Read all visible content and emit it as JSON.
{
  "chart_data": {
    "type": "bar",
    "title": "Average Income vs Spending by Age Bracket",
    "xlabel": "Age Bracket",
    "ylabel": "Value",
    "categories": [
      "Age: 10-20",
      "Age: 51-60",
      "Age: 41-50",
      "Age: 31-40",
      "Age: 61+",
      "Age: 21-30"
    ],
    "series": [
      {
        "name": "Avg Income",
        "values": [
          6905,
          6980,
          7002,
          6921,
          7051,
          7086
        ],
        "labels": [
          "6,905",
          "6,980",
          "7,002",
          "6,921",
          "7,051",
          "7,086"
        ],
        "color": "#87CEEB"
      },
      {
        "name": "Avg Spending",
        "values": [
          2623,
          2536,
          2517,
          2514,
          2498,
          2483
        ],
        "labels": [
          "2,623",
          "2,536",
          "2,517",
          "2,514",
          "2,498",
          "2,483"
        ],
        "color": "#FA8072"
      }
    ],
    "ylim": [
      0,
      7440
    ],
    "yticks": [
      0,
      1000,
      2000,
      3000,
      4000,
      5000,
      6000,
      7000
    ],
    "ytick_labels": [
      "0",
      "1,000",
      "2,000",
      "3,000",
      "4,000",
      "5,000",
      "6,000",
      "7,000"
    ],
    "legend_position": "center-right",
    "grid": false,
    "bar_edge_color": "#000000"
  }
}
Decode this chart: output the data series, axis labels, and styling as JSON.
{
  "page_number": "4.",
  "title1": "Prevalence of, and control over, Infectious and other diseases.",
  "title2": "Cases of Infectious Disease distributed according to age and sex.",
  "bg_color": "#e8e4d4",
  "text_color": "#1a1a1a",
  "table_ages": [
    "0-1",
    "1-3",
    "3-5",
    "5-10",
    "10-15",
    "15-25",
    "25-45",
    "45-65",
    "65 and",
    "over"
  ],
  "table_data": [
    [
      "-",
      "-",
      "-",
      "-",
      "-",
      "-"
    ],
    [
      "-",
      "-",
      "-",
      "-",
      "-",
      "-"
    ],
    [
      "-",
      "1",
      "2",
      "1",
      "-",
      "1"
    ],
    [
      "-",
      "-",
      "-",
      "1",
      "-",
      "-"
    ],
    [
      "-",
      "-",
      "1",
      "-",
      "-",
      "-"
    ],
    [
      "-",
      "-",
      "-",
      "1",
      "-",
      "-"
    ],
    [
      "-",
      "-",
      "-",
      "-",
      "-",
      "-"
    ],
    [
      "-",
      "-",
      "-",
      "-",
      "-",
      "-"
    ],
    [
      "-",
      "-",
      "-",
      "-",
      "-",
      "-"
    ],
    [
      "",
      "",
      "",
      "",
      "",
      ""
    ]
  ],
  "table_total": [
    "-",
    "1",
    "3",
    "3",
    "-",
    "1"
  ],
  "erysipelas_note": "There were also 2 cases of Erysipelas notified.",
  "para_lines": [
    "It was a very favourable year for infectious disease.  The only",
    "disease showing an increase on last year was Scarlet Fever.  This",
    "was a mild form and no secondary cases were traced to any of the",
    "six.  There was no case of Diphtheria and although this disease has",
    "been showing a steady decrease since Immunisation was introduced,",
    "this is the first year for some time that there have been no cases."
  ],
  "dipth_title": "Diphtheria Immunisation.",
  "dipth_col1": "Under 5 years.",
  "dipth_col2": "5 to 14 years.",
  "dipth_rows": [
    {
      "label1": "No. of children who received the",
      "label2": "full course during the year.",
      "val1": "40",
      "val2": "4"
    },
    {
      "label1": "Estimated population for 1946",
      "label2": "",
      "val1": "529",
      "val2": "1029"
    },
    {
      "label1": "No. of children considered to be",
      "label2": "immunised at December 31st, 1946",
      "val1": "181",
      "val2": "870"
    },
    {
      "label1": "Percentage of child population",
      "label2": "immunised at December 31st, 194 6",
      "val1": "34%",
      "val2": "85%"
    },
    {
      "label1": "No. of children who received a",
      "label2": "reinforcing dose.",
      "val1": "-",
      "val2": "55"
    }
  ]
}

----------------

WHAT THE EXERCISE ASKS: Report how many lines of the listing hold the string "population", giving only the number.

ANSWER: 2